**EXERCISE**:
In the material below, list every line carrying the string "color".

Figure data in JSON:
* START *

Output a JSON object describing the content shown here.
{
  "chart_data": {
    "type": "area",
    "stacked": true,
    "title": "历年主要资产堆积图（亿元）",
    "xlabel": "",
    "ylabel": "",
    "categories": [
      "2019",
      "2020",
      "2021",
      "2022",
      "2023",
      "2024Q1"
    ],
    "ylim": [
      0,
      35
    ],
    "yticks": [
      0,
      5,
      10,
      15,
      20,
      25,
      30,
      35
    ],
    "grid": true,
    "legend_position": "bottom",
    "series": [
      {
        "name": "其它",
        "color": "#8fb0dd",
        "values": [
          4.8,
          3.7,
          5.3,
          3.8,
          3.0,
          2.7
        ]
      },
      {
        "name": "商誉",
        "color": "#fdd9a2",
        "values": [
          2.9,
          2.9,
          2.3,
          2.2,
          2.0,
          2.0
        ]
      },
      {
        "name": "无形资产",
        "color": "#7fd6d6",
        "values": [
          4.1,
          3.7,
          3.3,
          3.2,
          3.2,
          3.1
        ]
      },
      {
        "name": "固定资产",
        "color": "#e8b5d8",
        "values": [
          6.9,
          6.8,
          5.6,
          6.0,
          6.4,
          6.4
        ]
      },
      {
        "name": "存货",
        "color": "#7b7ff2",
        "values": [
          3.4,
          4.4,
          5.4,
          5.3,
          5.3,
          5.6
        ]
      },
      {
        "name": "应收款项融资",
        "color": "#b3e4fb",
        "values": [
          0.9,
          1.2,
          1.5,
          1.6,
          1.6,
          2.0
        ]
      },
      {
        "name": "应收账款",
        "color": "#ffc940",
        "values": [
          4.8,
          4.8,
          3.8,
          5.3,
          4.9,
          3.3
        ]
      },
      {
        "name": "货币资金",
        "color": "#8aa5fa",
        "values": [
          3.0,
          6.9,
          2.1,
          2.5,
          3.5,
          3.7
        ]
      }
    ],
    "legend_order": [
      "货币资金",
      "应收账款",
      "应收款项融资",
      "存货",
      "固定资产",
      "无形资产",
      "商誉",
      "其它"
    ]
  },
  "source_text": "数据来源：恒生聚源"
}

* END *

**COMPLETE ANSWER**:
        "color": "#8fb0dd",
        "color": "#fdd9a2",
        "color": "#7fd6d6",
        "color": "#e8b5d8",
        "color": "#7b7ff2",
        "color": "#b3e4fb",
        "color": "#ffc940",
        "color": "#8aa5fa",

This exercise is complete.